Data excerpts:
####################

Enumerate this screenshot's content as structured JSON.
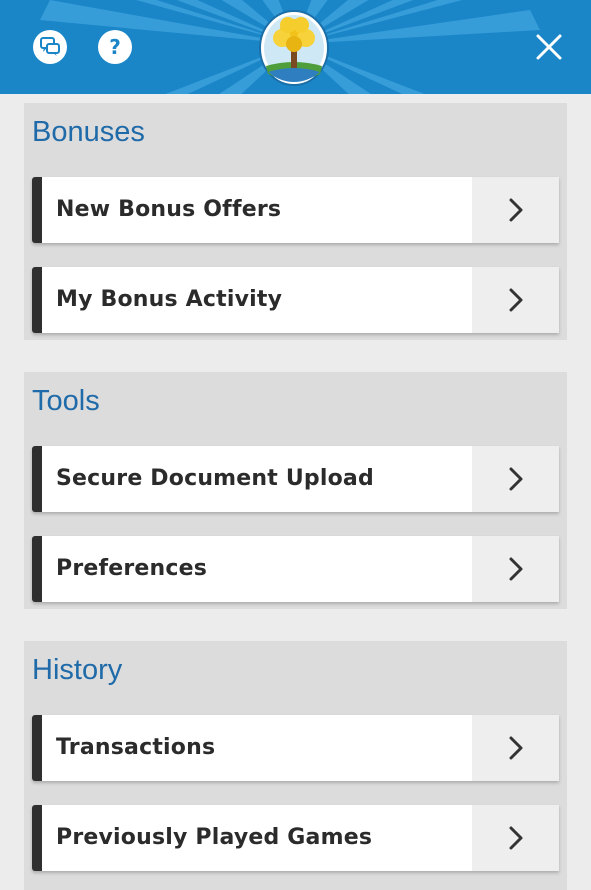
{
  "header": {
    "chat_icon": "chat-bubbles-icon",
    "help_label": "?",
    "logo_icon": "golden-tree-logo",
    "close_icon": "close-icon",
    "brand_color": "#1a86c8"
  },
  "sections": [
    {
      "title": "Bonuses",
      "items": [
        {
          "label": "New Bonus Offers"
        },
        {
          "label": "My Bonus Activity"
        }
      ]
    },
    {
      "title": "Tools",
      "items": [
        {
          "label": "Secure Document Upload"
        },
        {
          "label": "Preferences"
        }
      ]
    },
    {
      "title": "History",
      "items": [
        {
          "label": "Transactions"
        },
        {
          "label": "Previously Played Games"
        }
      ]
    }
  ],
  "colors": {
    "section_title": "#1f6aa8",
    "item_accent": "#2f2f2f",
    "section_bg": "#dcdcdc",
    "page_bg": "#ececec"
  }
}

####################

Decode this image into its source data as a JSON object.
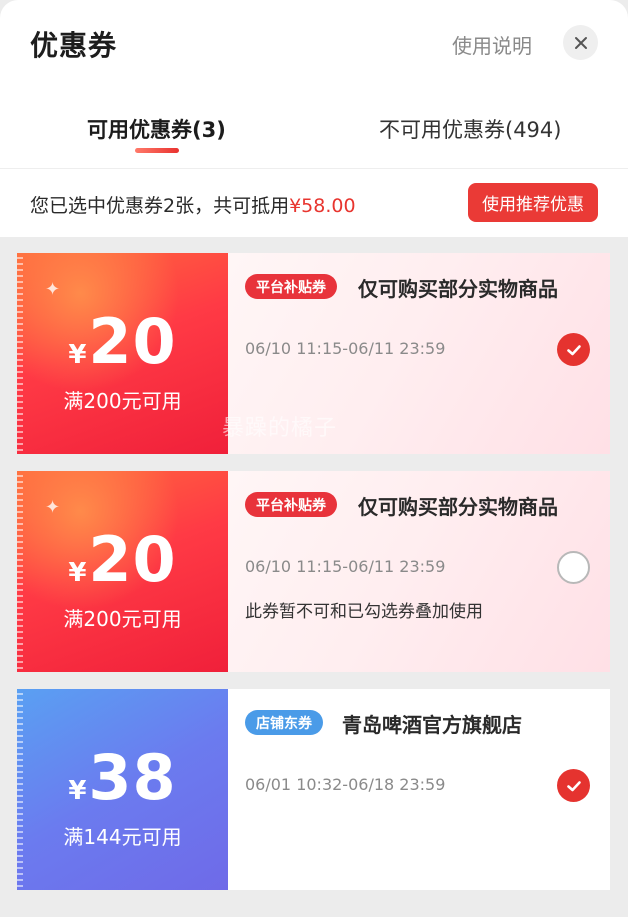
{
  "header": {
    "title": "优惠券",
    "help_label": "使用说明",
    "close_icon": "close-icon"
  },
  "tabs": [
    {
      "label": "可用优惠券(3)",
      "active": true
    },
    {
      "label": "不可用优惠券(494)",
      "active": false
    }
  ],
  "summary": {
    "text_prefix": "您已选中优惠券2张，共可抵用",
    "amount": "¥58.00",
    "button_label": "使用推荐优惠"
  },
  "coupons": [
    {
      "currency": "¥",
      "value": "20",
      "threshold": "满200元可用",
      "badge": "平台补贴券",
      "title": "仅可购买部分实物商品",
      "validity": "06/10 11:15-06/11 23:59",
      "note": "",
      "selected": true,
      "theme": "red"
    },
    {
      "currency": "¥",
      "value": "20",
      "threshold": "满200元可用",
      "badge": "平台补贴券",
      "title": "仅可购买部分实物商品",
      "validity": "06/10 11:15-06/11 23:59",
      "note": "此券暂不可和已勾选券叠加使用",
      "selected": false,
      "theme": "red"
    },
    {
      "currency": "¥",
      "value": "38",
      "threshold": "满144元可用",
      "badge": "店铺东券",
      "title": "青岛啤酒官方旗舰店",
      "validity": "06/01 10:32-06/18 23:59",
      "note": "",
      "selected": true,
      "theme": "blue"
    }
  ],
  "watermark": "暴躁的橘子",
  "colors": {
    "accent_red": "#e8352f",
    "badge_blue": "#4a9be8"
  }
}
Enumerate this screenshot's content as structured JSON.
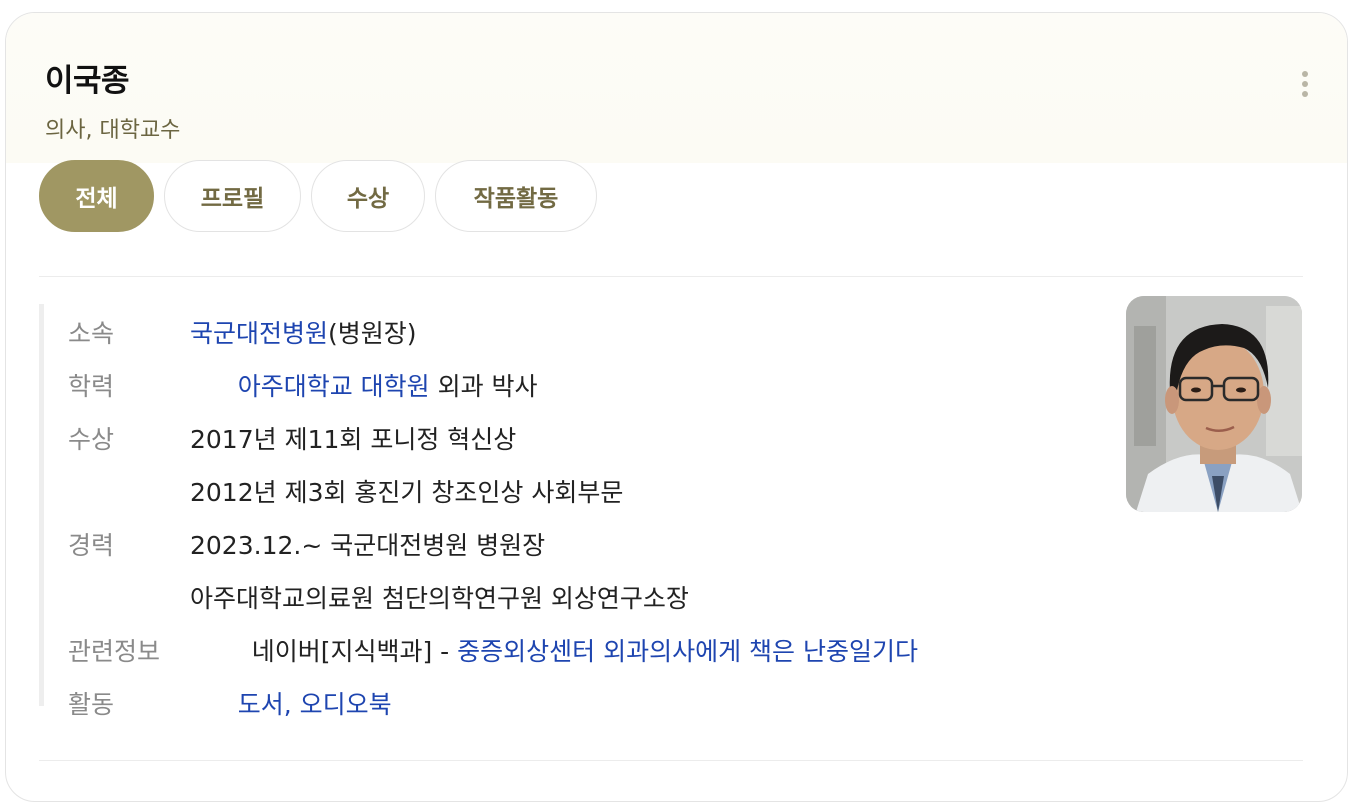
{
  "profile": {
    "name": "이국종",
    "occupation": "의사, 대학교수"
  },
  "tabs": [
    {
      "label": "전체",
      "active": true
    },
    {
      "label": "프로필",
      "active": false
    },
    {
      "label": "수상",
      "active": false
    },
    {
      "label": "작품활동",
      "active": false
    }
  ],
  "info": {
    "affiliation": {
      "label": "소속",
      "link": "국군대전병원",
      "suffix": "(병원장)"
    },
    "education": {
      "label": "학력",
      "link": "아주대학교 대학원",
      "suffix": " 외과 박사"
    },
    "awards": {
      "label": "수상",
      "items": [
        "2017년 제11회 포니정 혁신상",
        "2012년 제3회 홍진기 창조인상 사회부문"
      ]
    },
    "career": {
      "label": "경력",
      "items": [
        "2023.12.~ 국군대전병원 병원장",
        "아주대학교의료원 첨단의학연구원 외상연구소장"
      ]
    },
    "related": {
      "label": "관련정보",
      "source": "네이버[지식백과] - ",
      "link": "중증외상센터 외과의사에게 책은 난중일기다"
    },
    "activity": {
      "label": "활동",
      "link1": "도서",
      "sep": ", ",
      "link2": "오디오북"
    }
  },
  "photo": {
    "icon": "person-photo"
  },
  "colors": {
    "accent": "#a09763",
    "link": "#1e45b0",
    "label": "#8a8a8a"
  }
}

####################

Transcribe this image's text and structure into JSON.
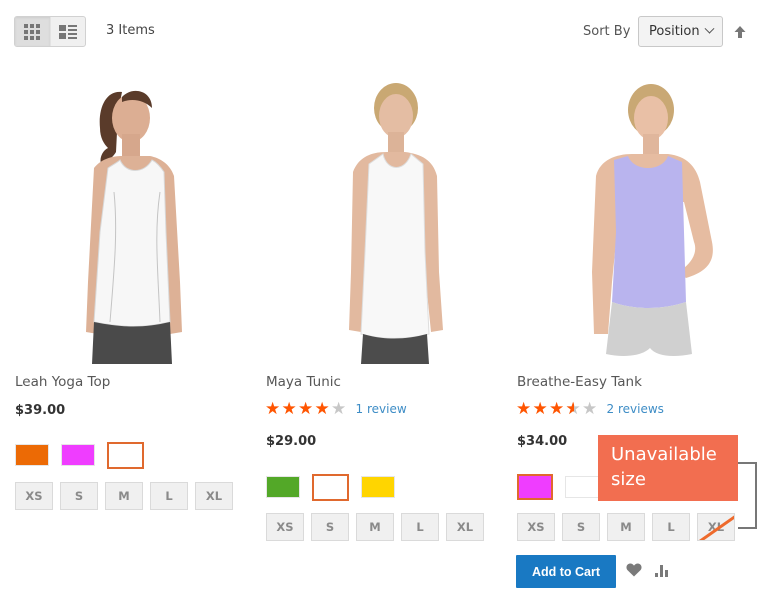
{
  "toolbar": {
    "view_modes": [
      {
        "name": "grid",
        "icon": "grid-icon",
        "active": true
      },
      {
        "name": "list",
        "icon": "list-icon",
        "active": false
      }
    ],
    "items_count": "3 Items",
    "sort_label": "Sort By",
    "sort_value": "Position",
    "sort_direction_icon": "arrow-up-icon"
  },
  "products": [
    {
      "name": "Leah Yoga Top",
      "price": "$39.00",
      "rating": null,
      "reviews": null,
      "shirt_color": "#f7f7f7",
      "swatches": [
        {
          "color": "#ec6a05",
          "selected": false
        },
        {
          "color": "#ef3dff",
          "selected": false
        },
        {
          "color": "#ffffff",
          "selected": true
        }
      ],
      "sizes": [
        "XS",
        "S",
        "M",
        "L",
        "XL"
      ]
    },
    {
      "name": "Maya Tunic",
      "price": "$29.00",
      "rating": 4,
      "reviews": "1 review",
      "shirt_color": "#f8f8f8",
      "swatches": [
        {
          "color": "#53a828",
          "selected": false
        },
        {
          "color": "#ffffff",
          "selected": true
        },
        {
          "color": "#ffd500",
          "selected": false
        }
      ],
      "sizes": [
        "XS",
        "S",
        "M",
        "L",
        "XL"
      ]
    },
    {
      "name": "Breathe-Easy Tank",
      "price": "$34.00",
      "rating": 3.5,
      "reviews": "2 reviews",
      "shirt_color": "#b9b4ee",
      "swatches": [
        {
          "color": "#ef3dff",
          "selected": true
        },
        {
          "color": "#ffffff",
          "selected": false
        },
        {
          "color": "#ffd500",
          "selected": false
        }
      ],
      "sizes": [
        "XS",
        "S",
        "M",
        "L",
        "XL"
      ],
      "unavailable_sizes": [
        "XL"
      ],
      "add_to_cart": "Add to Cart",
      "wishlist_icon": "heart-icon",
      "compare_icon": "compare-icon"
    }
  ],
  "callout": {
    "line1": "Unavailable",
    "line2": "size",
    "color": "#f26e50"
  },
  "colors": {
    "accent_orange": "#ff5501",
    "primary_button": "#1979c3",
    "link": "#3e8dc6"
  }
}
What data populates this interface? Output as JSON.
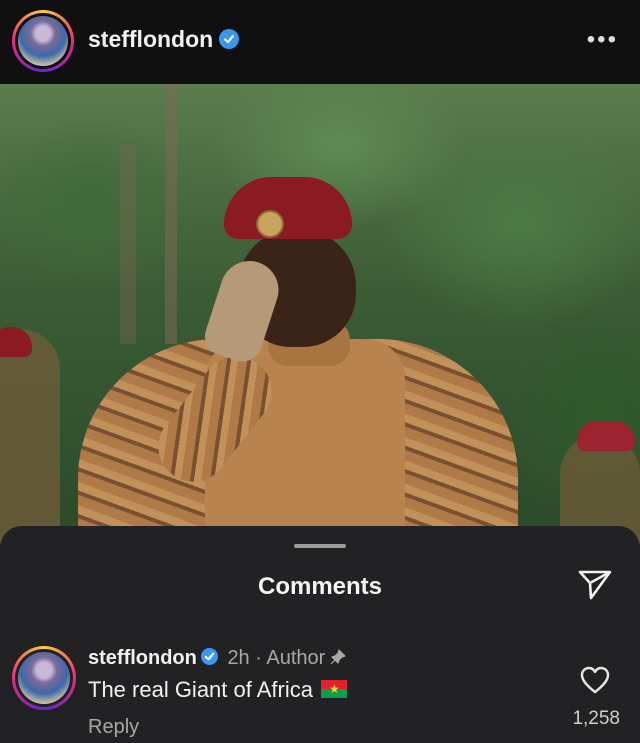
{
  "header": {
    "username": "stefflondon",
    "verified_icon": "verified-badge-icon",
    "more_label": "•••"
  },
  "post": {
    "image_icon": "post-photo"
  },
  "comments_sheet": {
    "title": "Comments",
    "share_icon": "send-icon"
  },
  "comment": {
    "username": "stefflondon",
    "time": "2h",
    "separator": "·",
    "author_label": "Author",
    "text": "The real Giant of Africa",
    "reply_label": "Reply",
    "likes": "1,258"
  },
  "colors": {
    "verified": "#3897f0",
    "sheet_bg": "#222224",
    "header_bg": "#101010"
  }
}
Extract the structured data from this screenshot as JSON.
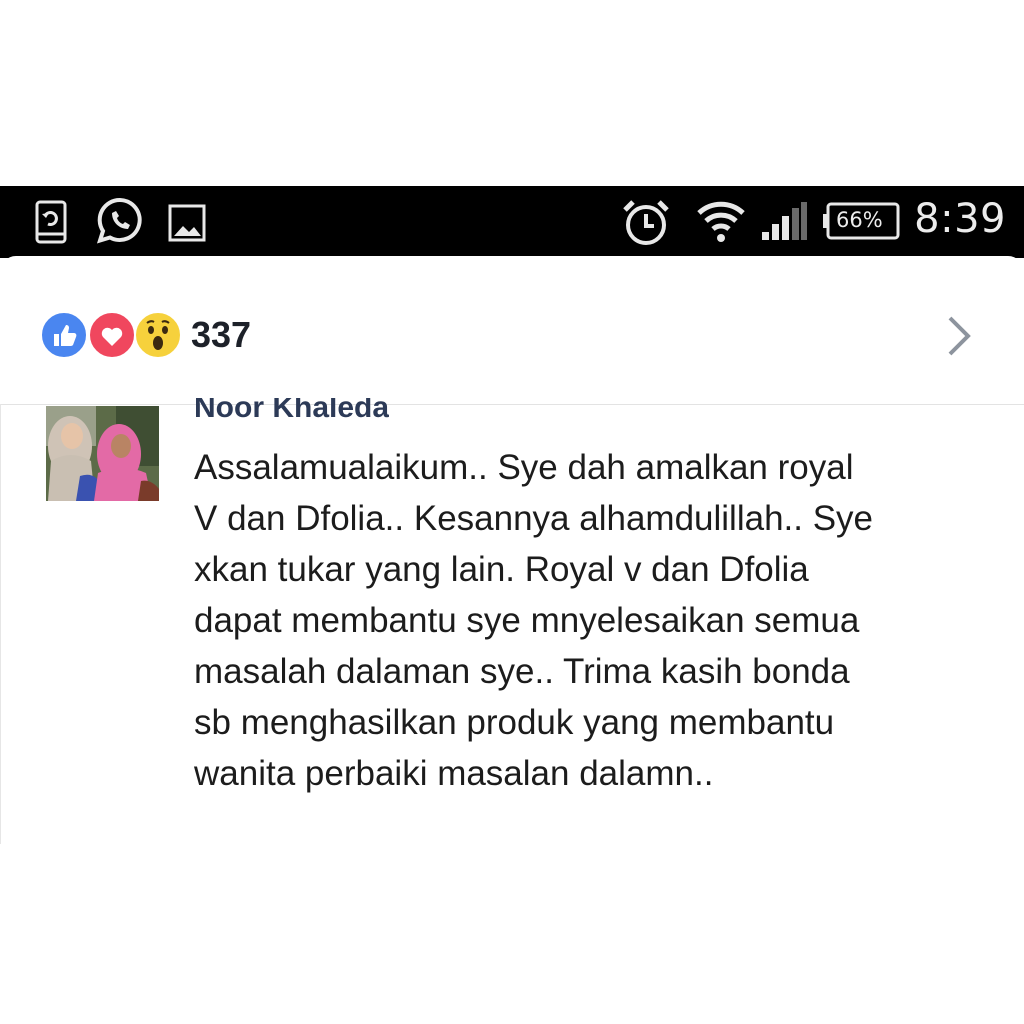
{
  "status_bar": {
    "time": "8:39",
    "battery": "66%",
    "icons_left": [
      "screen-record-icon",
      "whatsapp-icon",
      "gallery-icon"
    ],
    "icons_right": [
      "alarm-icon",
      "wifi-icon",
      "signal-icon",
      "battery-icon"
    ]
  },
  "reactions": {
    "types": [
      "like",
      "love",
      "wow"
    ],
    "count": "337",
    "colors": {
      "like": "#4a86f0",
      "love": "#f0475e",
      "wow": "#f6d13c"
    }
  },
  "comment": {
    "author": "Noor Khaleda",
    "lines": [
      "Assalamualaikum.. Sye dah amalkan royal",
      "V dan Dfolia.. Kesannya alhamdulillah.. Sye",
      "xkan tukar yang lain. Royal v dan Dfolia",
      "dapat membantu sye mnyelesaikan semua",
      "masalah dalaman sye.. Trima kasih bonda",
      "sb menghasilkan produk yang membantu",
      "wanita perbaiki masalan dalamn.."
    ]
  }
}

####################

What is being asked
Take every line from the records above that has the word "this" and copy it.

Task output
Enumerate this screenshot's content as structured JSON.
Decode this image into its source data as a JSON object.
Enumerate this screenshot's content as structured JSON.
Transcribe this image's text and structure into JSON.
What data populates this interface? Output as JSON.
Extract the structured data from this screenshot as JSON.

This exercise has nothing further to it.